→ Objectives:
1 - Repeat the passage on building a brand's Facebook page word for word, from "Facebook empowers your" to "brand offline promises.".
2 - Reproduce the records exactly, from their first line to the line with "bar — [609, 1726, 1375, 1748]", including both of those lines.

The number of social media avenues can overwhelm, so my recommendation is to start with the most popular, most trafficked site out there—Facebook.  Checking Facebook has now become routine habit akin to checking e-mail, with people spending hours at a time on it and checking it multiple times per day. The question is no longer why you should use Facebook, it’s how to best use Facebook.

 

Facebook empowers your brand by offering it another “home” to thrive and grow, aka your Facebrand page.  Today’s consumer wants to interact with your brand, so by fostering this page and proactively engaging them, you can begin to manage your brand’s greater online presence.  And if you don’t think this is important, ask yourself what’s the first thing people do when they want to find out about something—they Google it.  Your online presence is the megaphone to your brand. If done right, your brand online can better communicate what your brand offline promises.

 

So here are a few helpful hints to help you create and take full advantage of your brand’s Facebook page:

·          Do a little research to get to know your audiences. This will help you determine what content will be the most valuable to them.

·          As you start communicating, be authentic and use your brand as a filter.  Before posting or tagging anything, weigh its content and make sure it aligns with the brand you’ve created offline. 

·          Let people come to you. Facebook, as a social tool isn’t a place to advertise.  So don’t crowd your page with too much marketing fluff –it’s sure to turn them off.

·          Keep in mind that people “fan” your page because it reflects something about them. If they relate to your brand enough to become a fan, they are in essence announcing their loyalty and championing your brand to the rest of their network. That’s a big deal.

·          Be engaging. Back in the day, people wrote fan mail; today, people write on your wall. Pique their interests with polls, discussions, and notes. Delivering fresh content is key in bringing them back.  Updating your status message is one way to stay on people’s radar, but avoid clogging up their news feed with too many updates—once per day is more than enough.

·          Think outside the box. Betty Crocker’s page offers recipes, a “what kind of cupcake are you?” quiz, coupons for fans, quick baking tips via its status update and an online cooking class with cooking experts.  Your job is to find ways to deliver more of your unique value in a creative and compelling way.

→ Exercise inputs:
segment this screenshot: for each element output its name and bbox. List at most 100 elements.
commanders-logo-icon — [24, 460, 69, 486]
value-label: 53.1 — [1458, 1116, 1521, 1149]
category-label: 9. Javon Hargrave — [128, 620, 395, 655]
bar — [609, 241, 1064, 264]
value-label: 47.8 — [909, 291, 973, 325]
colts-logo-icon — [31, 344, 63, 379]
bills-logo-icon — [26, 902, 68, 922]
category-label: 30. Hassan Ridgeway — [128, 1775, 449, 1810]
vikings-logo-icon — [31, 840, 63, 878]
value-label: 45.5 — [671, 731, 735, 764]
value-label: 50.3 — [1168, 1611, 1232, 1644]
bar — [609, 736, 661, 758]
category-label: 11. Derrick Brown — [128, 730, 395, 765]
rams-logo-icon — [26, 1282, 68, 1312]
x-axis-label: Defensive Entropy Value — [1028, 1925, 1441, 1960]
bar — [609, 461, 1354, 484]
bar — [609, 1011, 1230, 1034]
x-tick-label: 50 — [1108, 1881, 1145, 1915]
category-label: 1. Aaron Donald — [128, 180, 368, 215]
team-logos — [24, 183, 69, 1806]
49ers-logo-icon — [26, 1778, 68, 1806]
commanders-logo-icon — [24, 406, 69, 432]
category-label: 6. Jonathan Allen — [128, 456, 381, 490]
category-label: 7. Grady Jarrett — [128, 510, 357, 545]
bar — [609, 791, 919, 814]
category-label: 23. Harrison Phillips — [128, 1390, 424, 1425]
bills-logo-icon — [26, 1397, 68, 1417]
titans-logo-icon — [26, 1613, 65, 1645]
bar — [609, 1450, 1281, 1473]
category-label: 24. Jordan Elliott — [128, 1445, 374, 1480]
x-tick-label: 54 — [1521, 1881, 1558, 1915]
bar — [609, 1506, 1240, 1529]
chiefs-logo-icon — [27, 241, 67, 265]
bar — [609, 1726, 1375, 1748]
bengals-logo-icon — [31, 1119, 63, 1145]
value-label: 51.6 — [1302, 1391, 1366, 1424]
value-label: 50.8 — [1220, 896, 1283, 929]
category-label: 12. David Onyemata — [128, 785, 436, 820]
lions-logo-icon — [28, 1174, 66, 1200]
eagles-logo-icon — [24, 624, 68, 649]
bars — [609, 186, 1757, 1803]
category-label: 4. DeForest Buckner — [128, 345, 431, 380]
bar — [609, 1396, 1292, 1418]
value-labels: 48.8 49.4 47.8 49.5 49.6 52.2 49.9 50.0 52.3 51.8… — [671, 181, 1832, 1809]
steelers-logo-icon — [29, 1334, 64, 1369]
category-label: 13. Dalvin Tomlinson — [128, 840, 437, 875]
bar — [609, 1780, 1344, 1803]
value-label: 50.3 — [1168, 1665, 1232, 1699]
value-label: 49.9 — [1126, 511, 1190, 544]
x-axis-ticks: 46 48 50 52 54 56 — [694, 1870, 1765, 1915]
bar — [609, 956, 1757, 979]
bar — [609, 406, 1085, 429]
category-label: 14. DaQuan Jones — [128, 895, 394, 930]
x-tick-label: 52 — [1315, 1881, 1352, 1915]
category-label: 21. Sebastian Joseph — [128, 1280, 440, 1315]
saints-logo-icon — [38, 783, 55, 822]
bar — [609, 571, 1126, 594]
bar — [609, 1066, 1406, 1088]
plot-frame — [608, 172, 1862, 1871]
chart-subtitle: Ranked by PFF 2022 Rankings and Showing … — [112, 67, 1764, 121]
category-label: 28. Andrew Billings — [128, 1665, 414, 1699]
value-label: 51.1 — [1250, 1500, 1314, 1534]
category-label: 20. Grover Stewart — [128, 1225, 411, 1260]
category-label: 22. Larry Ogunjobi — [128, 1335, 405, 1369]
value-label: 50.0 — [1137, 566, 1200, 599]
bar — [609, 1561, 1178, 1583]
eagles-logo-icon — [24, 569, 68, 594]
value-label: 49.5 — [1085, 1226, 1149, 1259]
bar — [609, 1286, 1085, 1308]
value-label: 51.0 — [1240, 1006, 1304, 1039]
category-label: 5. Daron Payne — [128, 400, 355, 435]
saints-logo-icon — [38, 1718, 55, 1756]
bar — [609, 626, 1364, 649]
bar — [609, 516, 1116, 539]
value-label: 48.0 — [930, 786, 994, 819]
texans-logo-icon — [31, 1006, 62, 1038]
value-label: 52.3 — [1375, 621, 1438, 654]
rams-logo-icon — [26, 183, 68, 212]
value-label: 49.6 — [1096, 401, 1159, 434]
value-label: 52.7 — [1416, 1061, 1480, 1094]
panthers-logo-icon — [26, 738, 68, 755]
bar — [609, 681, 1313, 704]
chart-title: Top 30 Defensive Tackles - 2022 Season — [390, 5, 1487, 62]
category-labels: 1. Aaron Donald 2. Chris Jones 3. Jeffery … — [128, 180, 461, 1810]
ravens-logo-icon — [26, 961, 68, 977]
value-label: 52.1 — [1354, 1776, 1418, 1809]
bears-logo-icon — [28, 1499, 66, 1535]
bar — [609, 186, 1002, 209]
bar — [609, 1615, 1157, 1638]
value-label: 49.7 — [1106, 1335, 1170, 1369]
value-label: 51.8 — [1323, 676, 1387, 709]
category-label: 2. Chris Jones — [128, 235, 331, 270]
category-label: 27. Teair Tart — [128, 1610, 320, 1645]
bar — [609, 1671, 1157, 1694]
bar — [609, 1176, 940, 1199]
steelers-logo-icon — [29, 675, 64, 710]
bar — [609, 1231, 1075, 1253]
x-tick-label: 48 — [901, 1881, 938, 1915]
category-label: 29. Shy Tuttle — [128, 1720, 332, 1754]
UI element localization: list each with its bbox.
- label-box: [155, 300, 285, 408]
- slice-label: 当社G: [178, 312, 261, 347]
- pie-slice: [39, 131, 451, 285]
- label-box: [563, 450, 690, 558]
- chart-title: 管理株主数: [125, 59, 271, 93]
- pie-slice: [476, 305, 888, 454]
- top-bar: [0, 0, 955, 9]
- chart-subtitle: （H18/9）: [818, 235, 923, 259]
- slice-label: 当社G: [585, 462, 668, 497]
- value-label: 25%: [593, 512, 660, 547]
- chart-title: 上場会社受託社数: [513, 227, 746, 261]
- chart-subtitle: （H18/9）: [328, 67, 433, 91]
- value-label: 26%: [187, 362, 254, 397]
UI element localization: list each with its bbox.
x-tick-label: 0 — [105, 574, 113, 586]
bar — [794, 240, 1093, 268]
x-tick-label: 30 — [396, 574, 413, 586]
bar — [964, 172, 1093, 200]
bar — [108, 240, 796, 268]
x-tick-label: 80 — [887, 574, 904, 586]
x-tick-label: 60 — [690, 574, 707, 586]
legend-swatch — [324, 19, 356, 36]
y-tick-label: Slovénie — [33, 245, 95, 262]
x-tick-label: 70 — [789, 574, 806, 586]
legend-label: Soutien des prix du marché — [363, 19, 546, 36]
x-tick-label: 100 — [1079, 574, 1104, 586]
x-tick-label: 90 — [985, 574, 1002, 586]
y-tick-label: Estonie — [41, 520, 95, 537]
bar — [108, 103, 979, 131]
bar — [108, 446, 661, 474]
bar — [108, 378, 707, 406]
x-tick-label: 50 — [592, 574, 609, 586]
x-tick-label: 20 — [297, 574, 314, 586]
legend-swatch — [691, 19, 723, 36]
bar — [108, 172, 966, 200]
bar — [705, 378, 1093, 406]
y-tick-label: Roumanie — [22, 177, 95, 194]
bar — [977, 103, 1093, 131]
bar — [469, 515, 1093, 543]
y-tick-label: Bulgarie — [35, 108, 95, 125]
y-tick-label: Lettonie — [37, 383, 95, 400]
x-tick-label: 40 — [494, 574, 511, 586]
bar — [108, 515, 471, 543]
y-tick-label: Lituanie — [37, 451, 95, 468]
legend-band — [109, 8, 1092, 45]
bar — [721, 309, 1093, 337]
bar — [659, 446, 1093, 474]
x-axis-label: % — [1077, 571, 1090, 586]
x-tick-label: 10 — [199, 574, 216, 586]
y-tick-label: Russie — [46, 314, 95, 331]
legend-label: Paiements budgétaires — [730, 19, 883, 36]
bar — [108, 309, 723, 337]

→ Solutions in order:
1 -
Facebook empowers your brand by offering it another “home” to thrive and grow, aka your Facebrand page.  Today’s consumer wants to interact with your brand, so by fostering this page and proactively engaging them, you can begin to manage your brand’s greater online presence.  And if you don’t think this is important, ask yourself what’s the first thing people do when they want to find out about something—they Google it.  Your online presence is the megaphone to your brand. If done right, your brand online can better communicate what your brand offline promises.

2 -
segment this screenshot: for each element output its name and bbox. List at most 100 elements.
commanders-logo-icon — [24, 460, 69, 486]
value-label: 53.1 — [1458, 1116, 1521, 1149]
category-label: 9. Javon Hargrave — [128, 620, 395, 655]
bar — [609, 241, 1064, 264]
value-label: 47.8 — [909, 291, 973, 325]
colts-logo-icon — [31, 344, 63, 379]
bills-logo-icon — [26, 902, 68, 922]
category-label: 30. Hassan Ridgeway — [128, 1775, 449, 1810]
vikings-logo-icon — [31, 840, 63, 878]
value-label: 45.5 — [671, 731, 735, 764]
value-label: 50.3 — [1168, 1611, 1232, 1644]
bar — [609, 736, 661, 758]
category-label: 11. Derrick Brown — [128, 730, 395, 765]
rams-logo-icon — [26, 1282, 68, 1312]
x-axis-label: Defensive Entropy Value — [1028, 1925, 1441, 1960]
bar — [609, 461, 1354, 484]
bar — [609, 1011, 1230, 1034]
x-tick-label: 50 — [1108, 1881, 1145, 1915]
category-label: 1. Aaron Donald — [128, 180, 368, 215]
team-logos — [24, 183, 69, 1806]
49ers-logo-icon — [26, 1778, 68, 1806]
commanders-logo-icon — [24, 406, 69, 432]
category-label: 6. Jonathan Allen — [128, 456, 381, 490]
category-label: 7. Grady Jarrett — [128, 510, 357, 545]
bar — [609, 791, 919, 814]
category-label: 23. Harrison Phillips — [128, 1390, 424, 1425]
bills-logo-icon — [26, 1397, 68, 1417]
titans-logo-icon — [26, 1613, 65, 1645]
bar — [609, 1450, 1281, 1473]
category-label: 24. Jordan Elliott — [128, 1445, 374, 1480]
x-tick-label: 54 — [1521, 1881, 1558, 1915]
bar — [609, 1506, 1240, 1529]
chiefs-logo-icon — [27, 241, 67, 265]
bar — [609, 1726, 1375, 1748]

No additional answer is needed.